Task statement> Transcribe all of the material exactly. Any picture in it should be left out.

==== Records provided

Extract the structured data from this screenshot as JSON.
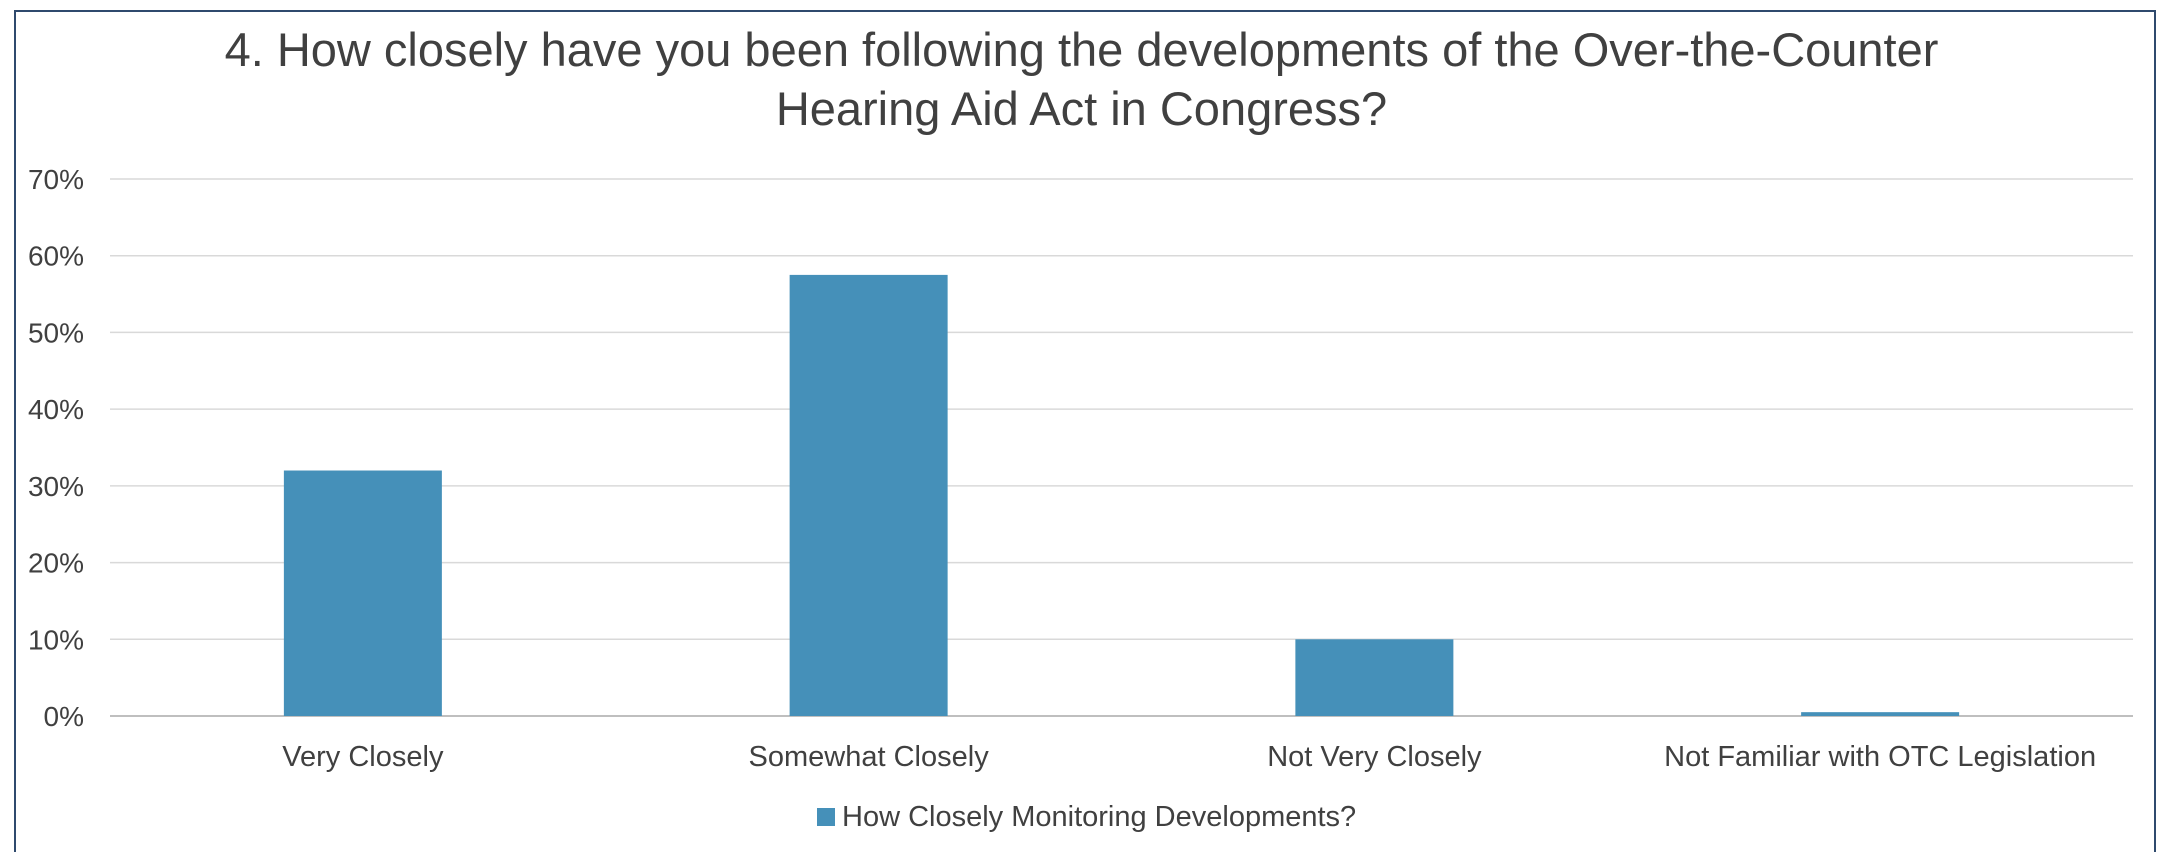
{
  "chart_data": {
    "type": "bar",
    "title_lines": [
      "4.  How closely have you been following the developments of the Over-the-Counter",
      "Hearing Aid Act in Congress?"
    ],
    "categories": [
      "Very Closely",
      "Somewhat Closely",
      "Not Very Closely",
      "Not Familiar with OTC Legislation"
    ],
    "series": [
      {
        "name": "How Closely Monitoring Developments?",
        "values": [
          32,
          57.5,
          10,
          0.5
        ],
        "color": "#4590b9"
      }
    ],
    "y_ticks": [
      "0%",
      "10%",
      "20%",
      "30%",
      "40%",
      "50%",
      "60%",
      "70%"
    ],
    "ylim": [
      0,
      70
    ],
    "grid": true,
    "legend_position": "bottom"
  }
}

========

Right answer>
Extract the structured data from this screenshot as JSON.
{
  "chart_data": {
    "type": "bar",
    "title_lines": [
      "4.  How closely have you been following the developments of the Over-the-Counter",
      "Hearing Aid Act in Congress?"
    ],
    "categories": [
      "Very Closely",
      "Somewhat Closely",
      "Not Very Closely",
      "Not Familiar with OTC Legislation"
    ],
    "series": [
      {
        "name": "How Closely Monitoring Developments?",
        "values": [
          32,
          57.5,
          10,
          0.5
        ],
        "color": "#4590b9"
      }
    ],
    "y_ticks": [
      "0%",
      "10%",
      "20%",
      "30%",
      "40%",
      "50%",
      "60%",
      "70%"
    ],
    "ylim": [
      0,
      70
    ],
    "grid": true,
    "legend_position": "bottom"
  }
}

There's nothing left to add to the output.